> [Task to carry out]: Look for the string "smoke" in every line, and copy each line that has it.

> [Stored entries]:
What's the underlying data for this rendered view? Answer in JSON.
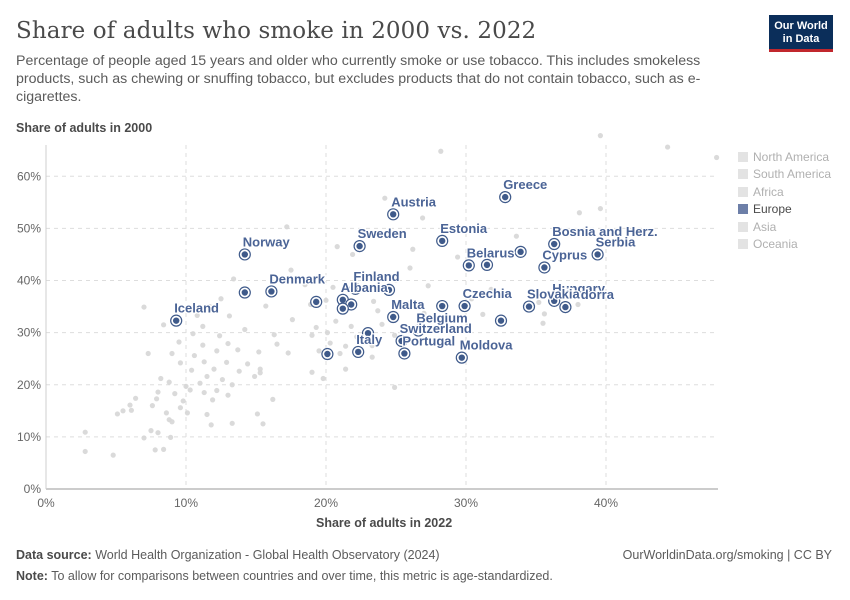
{
  "header": {
    "title": "Share of adults who smoke in 2000 vs. 2022",
    "subtitle": "Percentage of people aged 15 years and older who currently smoke or use tobacco. This includes smokeless products, such as chewing or snuffing tobacco, but excludes products that do not contain tobacco, such as e-cigarettes.",
    "logo_line1": "Our World",
    "logo_line2": "in Data"
  },
  "axes": {
    "ylabel": "Share of adults in 2000",
    "xlabel": "Share of adults in 2022"
  },
  "legend": [
    {
      "label": "North America",
      "active": false
    },
    {
      "label": "South America",
      "active": false
    },
    {
      "label": "Africa",
      "active": false
    },
    {
      "label": "Europe",
      "active": true
    },
    {
      "label": "Asia",
      "active": false
    },
    {
      "label": "Oceania",
      "active": false
    }
  ],
  "footer": {
    "source_label": "Data source:",
    "source_text": "World Health Organization - Global Health Observatory (2024)",
    "note_label": "Note:",
    "note_text": "To allow for comparisons between countries and over time, this metric is age-standardized.",
    "right_text": "OurWorldinData.org/smoking | CC BY"
  },
  "colors": {
    "europe": "#3f5a8a",
    "europe_label": "#4b6496",
    "other": "#d6d6d6",
    "grid": "#dddddd"
  },
  "chart_data": {
    "type": "scatter",
    "xlabel": "Share of adults in 2022",
    "ylabel": "Share of adults in 2000",
    "xlim": [
      0,
      48
    ],
    "ylim": [
      0,
      66
    ],
    "xticks": [
      0,
      10,
      20,
      30,
      40
    ],
    "yticks": [
      0,
      10,
      20,
      30,
      40,
      50,
      60
    ],
    "tick_format": "%",
    "grid": true,
    "legend_position": "right",
    "series": [
      {
        "name": "Europe",
        "points": [
          {
            "label": "Greece",
            "x": 32.8,
            "y": 56.0
          },
          {
            "label": "Austria",
            "x": 24.8,
            "y": 52.7
          },
          {
            "label": "Estonia",
            "x": 28.3,
            "y": 47.6
          },
          {
            "label": "Sweden",
            "x": 22.4,
            "y": 46.6
          },
          {
            "label": "Bosnia and Herz.",
            "x": 36.3,
            "y": 47.0
          },
          {
            "label": "Serbia",
            "x": 39.4,
            "y": 45.0
          },
          {
            "label": "Norway",
            "x": 14.2,
            "y": 45.0
          },
          {
            "label": "Belarus",
            "x": 30.2,
            "y": 42.9
          },
          {
            "label": "",
            "x": 31.5,
            "y": 43.0
          },
          {
            "label": "",
            "x": 33.9,
            "y": 45.5
          },
          {
            "label": "Cyprus",
            "x": 35.6,
            "y": 42.5
          },
          {
            "label": "Denmark",
            "x": 16.1,
            "y": 37.9
          },
          {
            "label": "",
            "x": 14.2,
            "y": 37.7
          },
          {
            "label": "Finland",
            "x": 22.1,
            "y": 38.4
          },
          {
            "label": "",
            "x": 24.5,
            "y": 38.2
          },
          {
            "label": "Albania",
            "x": 21.2,
            "y": 36.3
          },
          {
            "label": "",
            "x": 19.3,
            "y": 35.9
          },
          {
            "label": "",
            "x": 21.8,
            "y": 35.4
          },
          {
            "label": "",
            "x": 21.2,
            "y": 34.6
          },
          {
            "label": "Hungary",
            "x": 36.3,
            "y": 36.1
          },
          {
            "label": "Czechia",
            "x": 29.9,
            "y": 35.1
          },
          {
            "label": "Andorra",
            "x": 37.1,
            "y": 34.9
          },
          {
            "label": "Slovakia",
            "x": 34.5,
            "y": 35.0
          },
          {
            "label": "",
            "x": 28.3,
            "y": 35.1
          },
          {
            "label": "Malta",
            "x": 24.8,
            "y": 33.0
          },
          {
            "label": "Belgium",
            "x": 26.6,
            "y": 30.4
          },
          {
            "label": "",
            "x": 32.5,
            "y": 32.3
          },
          {
            "label": "Iceland",
            "x": 9.3,
            "y": 32.3
          },
          {
            "label": "Switzerland",
            "x": 25.4,
            "y": 28.4
          },
          {
            "label": "",
            "x": 23.0,
            "y": 29.9
          },
          {
            "label": "Italy",
            "x": 22.3,
            "y": 26.3
          },
          {
            "label": "",
            "x": 20.1,
            "y": 25.9
          },
          {
            "label": "Portugal",
            "x": 25.6,
            "y": 26.0
          },
          {
            "label": "Moldova",
            "x": 29.7,
            "y": 25.2
          }
        ]
      },
      {
        "name": "Other regions",
        "points": [
          {
            "x": 39.6,
            "y": 67.8
          },
          {
            "x": 44.4,
            "y": 65.6
          },
          {
            "x": 47.9,
            "y": 63.6
          },
          {
            "x": 28.2,
            "y": 64.8
          },
          {
            "x": 39.6,
            "y": 53.8
          },
          {
            "x": 38.1,
            "y": 53.0
          },
          {
            "x": 24.2,
            "y": 55.8
          },
          {
            "x": 26.9,
            "y": 52.0
          },
          {
            "x": 17.2,
            "y": 50.3
          },
          {
            "x": 33.6,
            "y": 48.5
          },
          {
            "x": 26.2,
            "y": 46.0
          },
          {
            "x": 20.8,
            "y": 46.5
          },
          {
            "x": 21.9,
            "y": 45.0
          },
          {
            "x": 29.4,
            "y": 44.5
          },
          {
            "x": 17.5,
            "y": 42.0
          },
          {
            "x": 26.0,
            "y": 42.4
          },
          {
            "x": 13.4,
            "y": 40.3
          },
          {
            "x": 25.0,
            "y": 40.1
          },
          {
            "x": 18.5,
            "y": 39.2
          },
          {
            "x": 27.3,
            "y": 39.0
          },
          {
            "x": 20.5,
            "y": 38.7
          },
          {
            "x": 31.8,
            "y": 38.3
          },
          {
            "x": 12.5,
            "y": 36.5
          },
          {
            "x": 20.0,
            "y": 36.2
          },
          {
            "x": 23.4,
            "y": 36.0
          },
          {
            "x": 26.0,
            "y": 35.6
          },
          {
            "x": 30.4,
            "y": 36.5
          },
          {
            "x": 35.2,
            "y": 35.8
          },
          {
            "x": 38.0,
            "y": 35.4
          },
          {
            "x": 7.0,
            "y": 34.9
          },
          {
            "x": 11.7,
            "y": 35.0
          },
          {
            "x": 15.7,
            "y": 35.1
          },
          {
            "x": 18.9,
            "y": 35.4
          },
          {
            "x": 23.7,
            "y": 34.2
          },
          {
            "x": 27.0,
            "y": 33.7
          },
          {
            "x": 31.2,
            "y": 33.5
          },
          {
            "x": 35.6,
            "y": 33.6
          },
          {
            "x": 10.8,
            "y": 33.3
          },
          {
            "x": 13.1,
            "y": 33.2
          },
          {
            "x": 17.6,
            "y": 32.5
          },
          {
            "x": 20.7,
            "y": 32.2
          },
          {
            "x": 19.3,
            "y": 31.0
          },
          {
            "x": 21.8,
            "y": 31.2
          },
          {
            "x": 24.0,
            "y": 31.6
          },
          {
            "x": 26.9,
            "y": 31.0
          },
          {
            "x": 30.2,
            "y": 31.5
          },
          {
            "x": 35.5,
            "y": 31.8
          },
          {
            "x": 8.4,
            "y": 31.5
          },
          {
            "x": 11.2,
            "y": 31.2
          },
          {
            "x": 14.2,
            "y": 30.6
          },
          {
            "x": 10.5,
            "y": 29.8
          },
          {
            "x": 12.4,
            "y": 29.4
          },
          {
            "x": 16.3,
            "y": 29.6
          },
          {
            "x": 19.0,
            "y": 29.5
          },
          {
            "x": 20.1,
            "y": 30.0
          },
          {
            "x": 22.2,
            "y": 29.2
          },
          {
            "x": 24.9,
            "y": 29.5
          },
          {
            "x": 9.5,
            "y": 28.2
          },
          {
            "x": 11.2,
            "y": 27.6
          },
          {
            "x": 13.0,
            "y": 27.9
          },
          {
            "x": 16.5,
            "y": 27.8
          },
          {
            "x": 20.3,
            "y": 28.0
          },
          {
            "x": 21.4,
            "y": 27.4
          },
          {
            "x": 23.3,
            "y": 27.5
          },
          {
            "x": 7.3,
            "y": 26.0
          },
          {
            "x": 9.0,
            "y": 26.0
          },
          {
            "x": 10.6,
            "y": 25.6
          },
          {
            "x": 12.2,
            "y": 26.5
          },
          {
            "x": 13.7,
            "y": 26.7
          },
          {
            "x": 15.2,
            "y": 26.3
          },
          {
            "x": 17.3,
            "y": 26.1
          },
          {
            "x": 19.5,
            "y": 26.5
          },
          {
            "x": 21.0,
            "y": 26.0
          },
          {
            "x": 23.3,
            "y": 25.3
          },
          {
            "x": 9.6,
            "y": 24.2
          },
          {
            "x": 11.3,
            "y": 24.4
          },
          {
            "x": 12.9,
            "y": 24.3
          },
          {
            "x": 14.4,
            "y": 24.0
          },
          {
            "x": 10.4,
            "y": 22.8
          },
          {
            "x": 12.0,
            "y": 23.0
          },
          {
            "x": 13.8,
            "y": 22.6
          },
          {
            "x": 15.3,
            "y": 23.0
          },
          {
            "x": 19.0,
            "y": 22.4
          },
          {
            "x": 21.4,
            "y": 23.0
          },
          {
            "x": 8.2,
            "y": 21.2
          },
          {
            "x": 8.8,
            "y": 20.5
          },
          {
            "x": 11.5,
            "y": 21.6
          },
          {
            "x": 12.6,
            "y": 21.0
          },
          {
            "x": 14.9,
            "y": 21.6
          },
          {
            "x": 15.3,
            "y": 22.3
          },
          {
            "x": 19.8,
            "y": 21.2
          },
          {
            "x": 10.0,
            "y": 19.7
          },
          {
            "x": 11.0,
            "y": 20.3
          },
          {
            "x": 13.3,
            "y": 20.0
          },
          {
            "x": 24.9,
            "y": 19.5
          },
          {
            "x": 8.0,
            "y": 18.6
          },
          {
            "x": 9.2,
            "y": 18.3
          },
          {
            "x": 10.3,
            "y": 19.0
          },
          {
            "x": 11.3,
            "y": 18.5
          },
          {
            "x": 12.2,
            "y": 18.9
          },
          {
            "x": 13.0,
            "y": 18.0
          },
          {
            "x": 6.4,
            "y": 17.4
          },
          {
            "x": 7.9,
            "y": 17.3
          },
          {
            "x": 9.8,
            "y": 16.9
          },
          {
            "x": 11.9,
            "y": 17.1
          },
          {
            "x": 16.2,
            "y": 17.2
          },
          {
            "x": 6.0,
            "y": 16.1
          },
          {
            "x": 7.6,
            "y": 16.0
          },
          {
            "x": 9.6,
            "y": 15.6
          },
          {
            "x": 6.1,
            "y": 15.1
          },
          {
            "x": 8.6,
            "y": 14.6
          },
          {
            "x": 10.1,
            "y": 14.6
          },
          {
            "x": 11.5,
            "y": 14.3
          },
          {
            "x": 15.1,
            "y": 14.4
          },
          {
            "x": 5.1,
            "y": 14.4
          },
          {
            "x": 5.5,
            "y": 15.0
          },
          {
            "x": 8.8,
            "y": 13.3
          },
          {
            "x": 9.0,
            "y": 12.9
          },
          {
            "x": 11.8,
            "y": 12.3
          },
          {
            "x": 13.3,
            "y": 12.6
          },
          {
            "x": 15.5,
            "y": 12.5
          },
          {
            "x": 7.5,
            "y": 11.2
          },
          {
            "x": 8.0,
            "y": 10.8
          },
          {
            "x": 2.8,
            "y": 10.9
          },
          {
            "x": 7.0,
            "y": 9.8
          },
          {
            "x": 8.9,
            "y": 9.9
          },
          {
            "x": 7.8,
            "y": 7.5
          },
          {
            "x": 8.4,
            "y": 7.6
          },
          {
            "x": 2.8,
            "y": 7.2
          },
          {
            "x": 4.8,
            "y": 6.5
          }
        ]
      }
    ]
  }
}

> [Correct answer]:
    "title": "Share of adults who smoke in 2000 vs. 2022",
    "subtitle": "Percentage of people aged 15 years and older who currently smoke or use tobacco. This includes smokeless products, such as chewing or snuffing tobacco, but excludes products that do not contain tobacco, such as e-cigarettes.",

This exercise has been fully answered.